* **WHAT IS NEEDED**
Copy out every line of the data exactly.

Stored items:
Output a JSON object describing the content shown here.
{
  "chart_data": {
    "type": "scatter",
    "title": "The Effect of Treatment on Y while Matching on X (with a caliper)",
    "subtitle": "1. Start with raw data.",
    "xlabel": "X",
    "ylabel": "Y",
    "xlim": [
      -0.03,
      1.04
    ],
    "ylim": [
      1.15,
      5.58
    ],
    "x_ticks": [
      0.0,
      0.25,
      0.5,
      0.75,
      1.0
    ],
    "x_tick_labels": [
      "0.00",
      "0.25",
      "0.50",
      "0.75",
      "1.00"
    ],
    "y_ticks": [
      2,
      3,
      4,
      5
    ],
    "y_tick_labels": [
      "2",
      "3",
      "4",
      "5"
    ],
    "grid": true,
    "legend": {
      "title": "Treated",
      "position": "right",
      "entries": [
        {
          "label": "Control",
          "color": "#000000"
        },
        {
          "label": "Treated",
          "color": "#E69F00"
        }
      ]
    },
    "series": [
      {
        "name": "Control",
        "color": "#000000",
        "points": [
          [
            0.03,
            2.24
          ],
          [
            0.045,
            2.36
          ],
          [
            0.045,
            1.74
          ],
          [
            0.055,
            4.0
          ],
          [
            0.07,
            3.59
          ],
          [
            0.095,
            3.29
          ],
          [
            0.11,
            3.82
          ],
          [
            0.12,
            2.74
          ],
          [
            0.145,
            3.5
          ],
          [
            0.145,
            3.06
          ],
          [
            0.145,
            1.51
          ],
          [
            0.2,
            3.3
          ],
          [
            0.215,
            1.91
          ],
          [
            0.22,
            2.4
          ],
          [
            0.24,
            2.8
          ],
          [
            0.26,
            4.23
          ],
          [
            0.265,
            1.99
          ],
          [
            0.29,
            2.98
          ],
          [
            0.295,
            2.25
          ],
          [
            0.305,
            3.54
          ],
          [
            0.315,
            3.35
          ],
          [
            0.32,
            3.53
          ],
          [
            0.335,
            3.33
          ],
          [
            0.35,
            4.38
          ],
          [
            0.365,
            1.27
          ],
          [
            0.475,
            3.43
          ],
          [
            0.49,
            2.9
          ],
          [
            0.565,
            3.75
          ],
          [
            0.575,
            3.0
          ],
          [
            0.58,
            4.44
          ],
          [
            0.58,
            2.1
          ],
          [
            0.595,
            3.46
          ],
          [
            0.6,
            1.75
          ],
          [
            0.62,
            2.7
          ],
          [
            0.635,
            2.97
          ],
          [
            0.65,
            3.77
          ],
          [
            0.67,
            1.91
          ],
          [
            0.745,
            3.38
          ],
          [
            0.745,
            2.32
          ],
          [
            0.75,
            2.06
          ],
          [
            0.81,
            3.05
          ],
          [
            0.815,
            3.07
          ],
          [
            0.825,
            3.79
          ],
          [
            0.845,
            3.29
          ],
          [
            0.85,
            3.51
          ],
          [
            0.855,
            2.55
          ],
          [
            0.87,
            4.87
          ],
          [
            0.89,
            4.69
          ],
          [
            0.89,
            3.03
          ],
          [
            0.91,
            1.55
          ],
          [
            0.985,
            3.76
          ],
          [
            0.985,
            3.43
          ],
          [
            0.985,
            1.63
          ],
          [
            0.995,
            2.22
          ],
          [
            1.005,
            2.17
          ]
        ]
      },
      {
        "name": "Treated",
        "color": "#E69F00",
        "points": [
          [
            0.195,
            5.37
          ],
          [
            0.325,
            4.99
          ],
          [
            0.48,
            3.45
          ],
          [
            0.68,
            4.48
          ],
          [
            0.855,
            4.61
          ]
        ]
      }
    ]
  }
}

* **FINAL ANSWER**
Output a JSON object describing the content shown here.
{
  "chart_data": {
    "type": "scatter",
    "title": "The Effect of Treatment on Y while Matching on X (with a caliper)",
    "subtitle": "1. Start with raw data.",
    "xlabel": "X",
    "ylabel": "Y",
    "xlim": [
      -0.03,
      1.04
    ],
    "ylim": [
      1.15,
      5.58
    ],
    "x_ticks": [
      0.0,
      0.25,
      0.5,
      0.75,
      1.0
    ],
    "x_tick_labels": [
      "0.00",
      "0.25",
      "0.50",
      "0.75",
      "1.00"
    ],
    "y_ticks": [
      2,
      3,
      4,
      5
    ],
    "y_tick_labels": [
      "2",
      "3",
      "4",
      "5"
    ],
    "grid": true,
    "legend": {
      "title": "Treated",
      "position": "right",
      "entries": [
        {
          "label": "Control",
          "color": "#000000"
        },
        {
          "label": "Treated",
          "color": "#E69F00"
        }
      ]
    },
    "series": [
      {
        "name": "Control",
        "color": "#000000",
        "points": [
          [
            0.03,
            2.24
          ],
          [
            0.045,
            2.36
          ],
          [
            0.045,
            1.74
          ],
          [
            0.055,
            4.0
          ],
          [
            0.07,
            3.59
          ],
          [
            0.095,
            3.29
          ],
          [
            0.11,
            3.82
          ],
          [
            0.12,
            2.74
          ],
          [
            0.145,
            3.5
          ],
          [
            0.145,
            3.06
          ],
          [
            0.145,
            1.51
          ],
          [
            0.2,
            3.3
          ],
          [
            0.215,
            1.91
          ],
          [
            0.22,
            2.4
          ],
          [
            0.24,
            2.8
          ],
          [
            0.26,
            4.23
          ],
          [
            0.265,
            1.99
          ],
          [
            0.29,
            2.98
          ],
          [
            0.295,
            2.25
          ],
          [
            0.305,
            3.54
          ],
          [
            0.315,
            3.35
          ],
          [
            0.32,
            3.53
          ],
          [
            0.335,
            3.33
          ],
          [
            0.35,
            4.38
          ],
          [
            0.365,
            1.27
          ],
          [
            0.475,
            3.43
          ],
          [
            0.49,
            2.9
          ],
          [
            0.565,
            3.75
          ],
          [
            0.575,
            3.0
          ],
          [
            0.58,
            4.44
          ],
          [
            0.58,
            2.1
          ],
          [
            0.595,
            3.46
          ],
          [
            0.6,
            1.75
          ],
          [
            0.62,
            2.7
          ],
          [
            0.635,
            2.97
          ],
          [
            0.65,
            3.77
          ],
          [
            0.67,
            1.91
          ],
          [
            0.745,
            3.38
          ],
          [
            0.745,
            2.32
          ],
          [
            0.75,
            2.06
          ],
          [
            0.81,
            3.05
          ],
          [
            0.815,
            3.07
          ],
          [
            0.825,
            3.79
          ],
          [
            0.845,
            3.29
          ],
          [
            0.85,
            3.51
          ],
          [
            0.855,
            2.55
          ],
          [
            0.87,
            4.87
          ],
          [
            0.89,
            4.69
          ],
          [
            0.89,
            3.03
          ],
          [
            0.91,
            1.55
          ],
          [
            0.985,
            3.76
          ],
          [
            0.985,
            3.43
          ],
          [
            0.985,
            1.63
          ],
          [
            0.995,
            2.22
          ],
          [
            1.005,
            2.17
          ]
        ]
      },
      {
        "name": "Treated",
        "color": "#E69F00",
        "points": [
          [
            0.195,
            5.37
          ],
          [
            0.325,
            4.99
          ],
          [
            0.48,
            3.45
          ],
          [
            0.68,
            4.48
          ],
          [
            0.855,
            4.61
          ]
        ]
      }
    ]
  }
}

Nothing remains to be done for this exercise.